§ **Description of the task**
Transcribe every line exactly. Leave the pictures behind.

** Start **

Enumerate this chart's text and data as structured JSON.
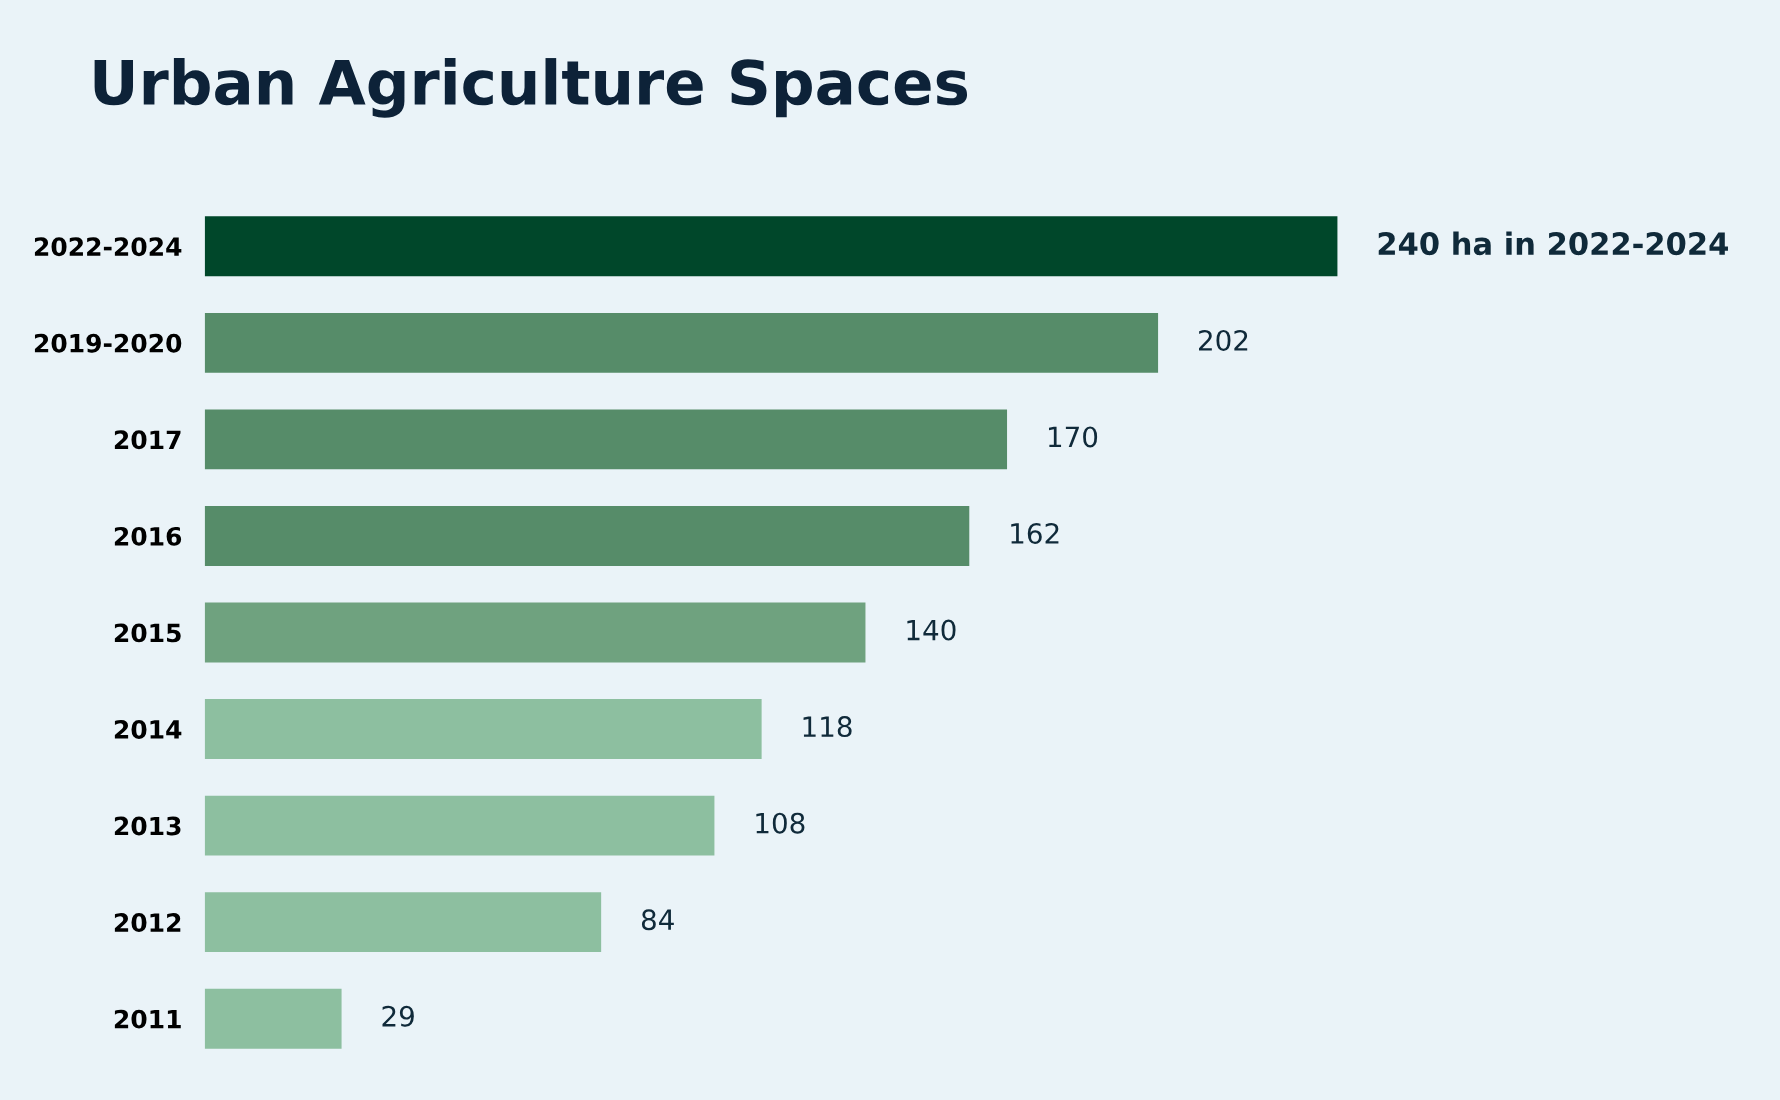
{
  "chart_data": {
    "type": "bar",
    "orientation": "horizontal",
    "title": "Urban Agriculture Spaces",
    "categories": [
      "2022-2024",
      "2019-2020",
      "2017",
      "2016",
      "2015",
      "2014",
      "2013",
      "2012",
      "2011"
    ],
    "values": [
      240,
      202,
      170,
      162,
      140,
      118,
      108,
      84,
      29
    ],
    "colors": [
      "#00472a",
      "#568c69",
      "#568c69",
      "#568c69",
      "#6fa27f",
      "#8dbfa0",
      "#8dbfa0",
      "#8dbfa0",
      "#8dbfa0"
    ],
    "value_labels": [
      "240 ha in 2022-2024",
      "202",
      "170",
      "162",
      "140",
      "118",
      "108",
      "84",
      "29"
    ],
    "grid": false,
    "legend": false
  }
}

** End **

§ **The solution**
Enumerate this chart's text and data as structured JSON.
{
  "chart_data": {
    "type": "bar",
    "orientation": "horizontal",
    "title": "Urban Agriculture Spaces",
    "categories": [
      "2022-2024",
      "2019-2020",
      "2017",
      "2016",
      "2015",
      "2014",
      "2013",
      "2012",
      "2011"
    ],
    "values": [
      240,
      202,
      170,
      162,
      140,
      118,
      108,
      84,
      29
    ],
    "colors": [
      "#00472a",
      "#568c69",
      "#568c69",
      "#568c69",
      "#6fa27f",
      "#8dbfa0",
      "#8dbfa0",
      "#8dbfa0",
      "#8dbfa0"
    ],
    "value_labels": [
      "240 ha in 2022-2024",
      "202",
      "170",
      "162",
      "140",
      "118",
      "108",
      "84",
      "29"
    ],
    "grid": false,
    "legend": false
  }
}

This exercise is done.